Copy out each line of the listing that has the word "ylabel" in it.

Task input:
____________________
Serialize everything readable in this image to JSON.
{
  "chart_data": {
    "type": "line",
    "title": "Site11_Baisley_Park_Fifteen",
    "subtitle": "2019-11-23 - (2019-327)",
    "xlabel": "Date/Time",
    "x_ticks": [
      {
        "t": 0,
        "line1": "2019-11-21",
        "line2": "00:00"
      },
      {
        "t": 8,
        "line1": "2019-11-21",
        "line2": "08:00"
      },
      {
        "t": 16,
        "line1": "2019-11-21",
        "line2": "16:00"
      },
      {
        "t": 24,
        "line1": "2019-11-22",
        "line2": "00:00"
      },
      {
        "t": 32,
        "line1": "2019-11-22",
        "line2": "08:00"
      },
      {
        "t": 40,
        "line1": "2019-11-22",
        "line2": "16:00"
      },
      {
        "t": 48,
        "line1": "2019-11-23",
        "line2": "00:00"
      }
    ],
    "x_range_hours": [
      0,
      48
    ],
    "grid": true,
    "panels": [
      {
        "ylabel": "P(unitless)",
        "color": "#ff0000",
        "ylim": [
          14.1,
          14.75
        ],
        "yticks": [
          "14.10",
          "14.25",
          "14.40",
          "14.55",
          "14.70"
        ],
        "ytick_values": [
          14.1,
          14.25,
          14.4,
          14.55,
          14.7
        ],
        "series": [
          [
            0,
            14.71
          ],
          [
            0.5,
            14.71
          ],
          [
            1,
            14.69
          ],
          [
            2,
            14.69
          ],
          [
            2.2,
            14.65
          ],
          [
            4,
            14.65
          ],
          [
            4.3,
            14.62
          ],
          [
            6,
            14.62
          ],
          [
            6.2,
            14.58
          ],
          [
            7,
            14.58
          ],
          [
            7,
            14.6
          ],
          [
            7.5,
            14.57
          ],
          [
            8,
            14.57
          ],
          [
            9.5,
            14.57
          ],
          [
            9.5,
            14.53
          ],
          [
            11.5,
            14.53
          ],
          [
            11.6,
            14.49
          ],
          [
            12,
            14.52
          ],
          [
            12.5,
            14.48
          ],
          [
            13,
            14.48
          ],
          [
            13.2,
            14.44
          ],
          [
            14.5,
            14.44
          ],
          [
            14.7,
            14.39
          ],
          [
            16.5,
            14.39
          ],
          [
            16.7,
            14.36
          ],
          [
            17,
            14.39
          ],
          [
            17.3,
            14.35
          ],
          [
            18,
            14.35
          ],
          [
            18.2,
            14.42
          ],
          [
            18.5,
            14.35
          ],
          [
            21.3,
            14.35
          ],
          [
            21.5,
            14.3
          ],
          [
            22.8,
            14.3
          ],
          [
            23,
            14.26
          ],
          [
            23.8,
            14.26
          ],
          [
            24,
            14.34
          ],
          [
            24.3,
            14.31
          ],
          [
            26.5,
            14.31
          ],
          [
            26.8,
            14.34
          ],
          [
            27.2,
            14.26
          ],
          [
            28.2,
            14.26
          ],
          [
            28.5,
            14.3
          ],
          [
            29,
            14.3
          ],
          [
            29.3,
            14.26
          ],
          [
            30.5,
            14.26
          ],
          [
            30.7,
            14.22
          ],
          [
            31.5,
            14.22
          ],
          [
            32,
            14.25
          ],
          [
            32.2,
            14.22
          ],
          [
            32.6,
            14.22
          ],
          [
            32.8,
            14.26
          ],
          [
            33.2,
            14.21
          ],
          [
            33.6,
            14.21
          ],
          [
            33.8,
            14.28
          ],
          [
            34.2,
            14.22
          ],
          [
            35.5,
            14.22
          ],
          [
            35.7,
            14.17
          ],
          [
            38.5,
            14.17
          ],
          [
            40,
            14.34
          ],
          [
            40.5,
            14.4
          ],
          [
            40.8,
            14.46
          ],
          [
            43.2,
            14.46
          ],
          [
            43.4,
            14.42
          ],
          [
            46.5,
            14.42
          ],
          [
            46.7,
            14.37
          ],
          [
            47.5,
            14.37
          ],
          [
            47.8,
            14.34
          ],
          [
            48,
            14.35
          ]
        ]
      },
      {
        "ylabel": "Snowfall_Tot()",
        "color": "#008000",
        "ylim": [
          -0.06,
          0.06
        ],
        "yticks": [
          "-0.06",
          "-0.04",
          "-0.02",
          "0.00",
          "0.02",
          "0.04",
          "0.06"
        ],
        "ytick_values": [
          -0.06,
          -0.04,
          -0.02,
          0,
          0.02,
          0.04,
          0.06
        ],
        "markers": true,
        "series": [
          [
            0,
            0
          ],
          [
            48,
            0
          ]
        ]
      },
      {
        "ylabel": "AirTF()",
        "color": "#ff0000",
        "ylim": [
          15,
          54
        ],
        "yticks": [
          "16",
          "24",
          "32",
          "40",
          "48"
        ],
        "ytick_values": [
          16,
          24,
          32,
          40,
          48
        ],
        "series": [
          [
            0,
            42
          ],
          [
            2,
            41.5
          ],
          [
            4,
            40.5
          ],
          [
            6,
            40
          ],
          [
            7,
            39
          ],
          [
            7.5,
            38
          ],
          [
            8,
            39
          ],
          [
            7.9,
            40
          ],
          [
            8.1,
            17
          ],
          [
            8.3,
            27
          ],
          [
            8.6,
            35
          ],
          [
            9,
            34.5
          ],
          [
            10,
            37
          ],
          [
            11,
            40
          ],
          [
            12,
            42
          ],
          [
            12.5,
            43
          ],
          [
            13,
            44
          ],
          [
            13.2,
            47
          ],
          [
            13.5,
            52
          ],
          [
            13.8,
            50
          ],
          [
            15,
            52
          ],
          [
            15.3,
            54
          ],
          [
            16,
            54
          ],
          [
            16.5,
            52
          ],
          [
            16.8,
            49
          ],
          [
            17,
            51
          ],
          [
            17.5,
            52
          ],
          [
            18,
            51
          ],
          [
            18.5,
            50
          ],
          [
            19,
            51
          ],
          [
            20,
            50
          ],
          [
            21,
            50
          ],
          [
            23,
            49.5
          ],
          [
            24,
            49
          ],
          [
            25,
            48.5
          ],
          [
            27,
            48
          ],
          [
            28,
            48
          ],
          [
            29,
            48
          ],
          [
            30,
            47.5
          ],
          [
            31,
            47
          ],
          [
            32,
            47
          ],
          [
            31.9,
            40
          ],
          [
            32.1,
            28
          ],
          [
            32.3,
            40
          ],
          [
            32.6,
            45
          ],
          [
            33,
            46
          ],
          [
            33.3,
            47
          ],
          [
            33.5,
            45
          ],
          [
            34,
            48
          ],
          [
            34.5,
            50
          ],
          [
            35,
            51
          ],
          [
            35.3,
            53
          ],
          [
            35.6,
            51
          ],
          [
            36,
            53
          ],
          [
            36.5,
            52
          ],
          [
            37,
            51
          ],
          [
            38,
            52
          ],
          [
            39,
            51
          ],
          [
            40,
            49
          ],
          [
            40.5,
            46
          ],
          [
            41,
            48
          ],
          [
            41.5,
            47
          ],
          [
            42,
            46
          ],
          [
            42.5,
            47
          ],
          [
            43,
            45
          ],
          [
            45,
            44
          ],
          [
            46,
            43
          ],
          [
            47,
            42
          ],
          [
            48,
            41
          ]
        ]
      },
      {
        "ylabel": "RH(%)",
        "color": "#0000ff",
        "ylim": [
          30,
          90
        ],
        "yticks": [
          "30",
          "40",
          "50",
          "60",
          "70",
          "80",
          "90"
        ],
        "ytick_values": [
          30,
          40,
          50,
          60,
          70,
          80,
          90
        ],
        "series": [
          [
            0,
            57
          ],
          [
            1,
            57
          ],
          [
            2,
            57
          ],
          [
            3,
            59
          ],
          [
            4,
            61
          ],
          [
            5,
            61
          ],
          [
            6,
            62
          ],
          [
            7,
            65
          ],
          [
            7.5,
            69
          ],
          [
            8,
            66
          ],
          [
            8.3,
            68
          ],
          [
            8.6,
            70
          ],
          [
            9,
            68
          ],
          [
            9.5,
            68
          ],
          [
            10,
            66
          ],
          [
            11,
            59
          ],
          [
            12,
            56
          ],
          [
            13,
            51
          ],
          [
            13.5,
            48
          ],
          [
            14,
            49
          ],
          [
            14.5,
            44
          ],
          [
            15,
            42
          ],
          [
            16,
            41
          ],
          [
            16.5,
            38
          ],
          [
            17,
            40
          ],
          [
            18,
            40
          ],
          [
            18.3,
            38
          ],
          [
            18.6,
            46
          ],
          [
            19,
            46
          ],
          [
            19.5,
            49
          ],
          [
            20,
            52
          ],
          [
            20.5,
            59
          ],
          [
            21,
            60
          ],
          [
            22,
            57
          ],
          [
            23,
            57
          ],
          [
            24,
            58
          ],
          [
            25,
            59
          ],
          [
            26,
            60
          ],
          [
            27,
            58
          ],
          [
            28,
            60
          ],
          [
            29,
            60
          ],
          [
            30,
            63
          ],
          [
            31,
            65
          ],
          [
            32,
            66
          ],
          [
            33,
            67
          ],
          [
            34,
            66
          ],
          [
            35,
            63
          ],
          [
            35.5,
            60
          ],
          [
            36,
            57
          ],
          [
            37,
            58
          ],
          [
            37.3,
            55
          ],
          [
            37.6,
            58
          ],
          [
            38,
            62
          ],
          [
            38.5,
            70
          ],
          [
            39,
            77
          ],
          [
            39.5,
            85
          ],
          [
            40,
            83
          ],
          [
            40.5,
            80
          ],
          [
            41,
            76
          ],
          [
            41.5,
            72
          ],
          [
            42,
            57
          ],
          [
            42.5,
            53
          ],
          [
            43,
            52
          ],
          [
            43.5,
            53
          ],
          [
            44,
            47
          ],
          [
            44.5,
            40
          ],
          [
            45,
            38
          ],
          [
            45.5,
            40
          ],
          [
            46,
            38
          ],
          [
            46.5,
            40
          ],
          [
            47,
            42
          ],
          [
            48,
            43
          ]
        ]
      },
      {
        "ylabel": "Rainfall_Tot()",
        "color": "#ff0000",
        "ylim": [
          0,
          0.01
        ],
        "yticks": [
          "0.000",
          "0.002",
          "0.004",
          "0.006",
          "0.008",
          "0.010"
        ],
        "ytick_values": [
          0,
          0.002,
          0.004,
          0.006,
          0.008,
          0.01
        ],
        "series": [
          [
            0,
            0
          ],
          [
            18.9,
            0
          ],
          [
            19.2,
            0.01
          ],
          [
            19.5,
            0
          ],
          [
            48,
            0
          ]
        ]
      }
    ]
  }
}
____________________
The output:
        "ylabel": "P(unitless)",
        "ylabel": "Snowfall_Tot()",
        "ylabel": "AirTF()",
        "ylabel": "RH(%)",
        "ylabel": "Rainfall_Tot()",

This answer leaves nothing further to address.